(Data entries)
+-------+

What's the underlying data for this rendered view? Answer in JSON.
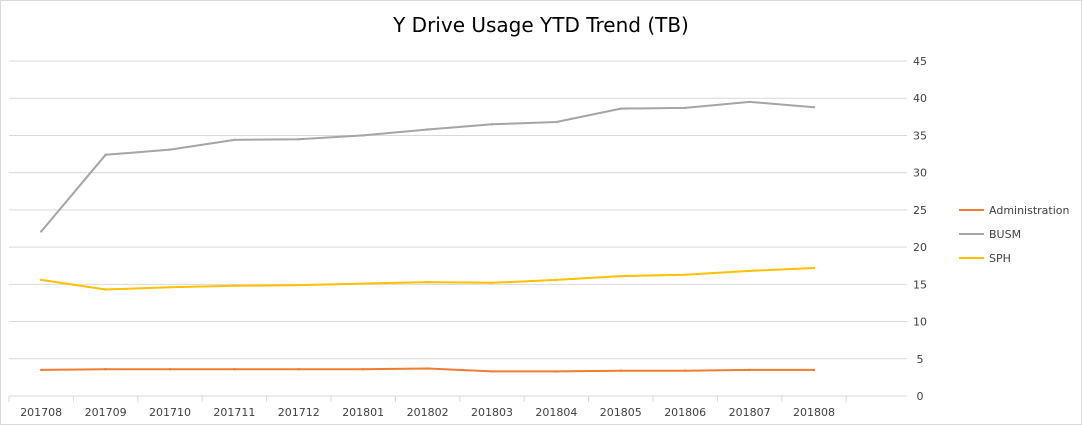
{
  "chart_data": {
    "type": "line",
    "title": "Y Drive Usage YTD Trend (TB)",
    "xlabel": "",
    "ylabel": "",
    "categories": [
      "201708",
      "201709",
      "201710",
      "201711",
      "201712",
      "201801",
      "201802",
      "201803",
      "201804",
      "201805",
      "201806",
      "201807",
      "201808"
    ],
    "ylim": [
      0,
      45
    ],
    "yticks": [
      0,
      5,
      10,
      15,
      20,
      25,
      30,
      35,
      40,
      45
    ],
    "y_axis_side": "right",
    "grid": true,
    "legend_position": "right",
    "series": [
      {
        "name": "Administration",
        "color": "#ED7D31",
        "values": [
          3.5,
          3.6,
          3.6,
          3.6,
          3.6,
          3.6,
          3.7,
          3.3,
          3.3,
          3.4,
          3.4,
          3.5,
          3.5
        ]
      },
      {
        "name": "BUSM",
        "color": "#A5A5A5",
        "values": [
          22.1,
          32.4,
          33.1,
          34.4,
          34.5,
          35.0,
          35.8,
          36.5,
          36.8,
          38.6,
          38.7,
          39.5,
          38.8
        ]
      },
      {
        "name": "SPH",
        "color": "#FFC000",
        "values": [
          15.6,
          14.3,
          14.6,
          14.8,
          14.9,
          15.1,
          15.3,
          15.2,
          15.6,
          16.1,
          16.3,
          16.8,
          17.2
        ]
      }
    ]
  }
}
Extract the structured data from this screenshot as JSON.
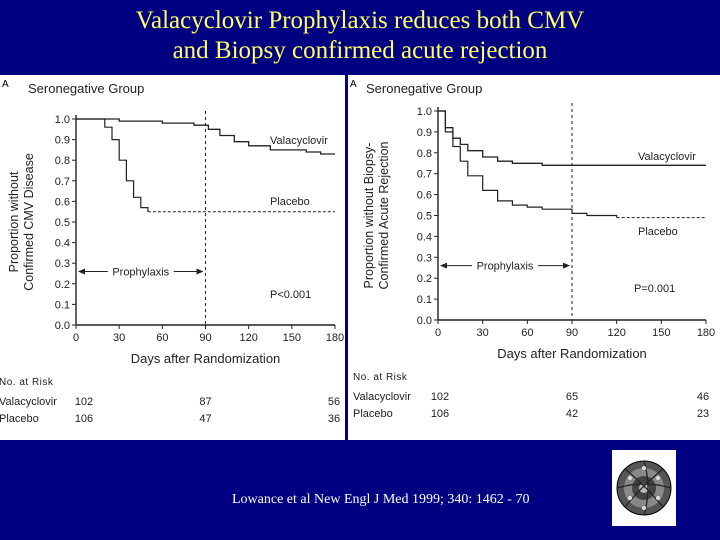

+-------+

Brief - Your copy of the data above should match it exactly, except that pictures are left out.

Exercise result -
What's the underlying data for this rendered view? Answer in JSON.
{
  "chart_data": {
    "type": "line",
    "title": "Y Drive Usage YTD Trend (TB)",
    "xlabel": "",
    "ylabel": "",
    "categories": [
      "201708",
      "201709",
      "201710",
      "201711",
      "201712",
      "201801",
      "201802",
      "201803",
      "201804",
      "201805",
      "201806",
      "201807",
      "201808"
    ],
    "ylim": [
      0,
      45
    ],
    "yticks": [
      0,
      5,
      10,
      15,
      20,
      25,
      30,
      35,
      40,
      45
    ],
    "y_axis_side": "right",
    "grid": true,
    "legend_position": "right",
    "series": [
      {
        "name": "Administration",
        "color": "#ED7D31",
        "values": [
          3.5,
          3.6,
          3.6,
          3.6,
          3.6,
          3.6,
          3.7,
          3.3,
          3.3,
          3.4,
          3.4,
          3.5,
          3.5
        ]
      },
      {
        "name": "BUSM",
        "color": "#A5A5A5",
        "values": [
          22.1,
          32.4,
          33.1,
          34.4,
          34.5,
          35.0,
          35.8,
          36.5,
          36.8,
          38.6,
          38.7,
          39.5,
          38.8
        ]
      },
      {
        "name": "SPH",
        "color": "#FFC000",
        "values": [
          15.6,
          14.3,
          14.6,
          14.8,
          14.9,
          15.1,
          15.3,
          15.2,
          15.6,
          16.1,
          16.3,
          16.8,
          17.2
        ]
      }
    ]
  }
}
Extract the structured data from this screenshot as JSON.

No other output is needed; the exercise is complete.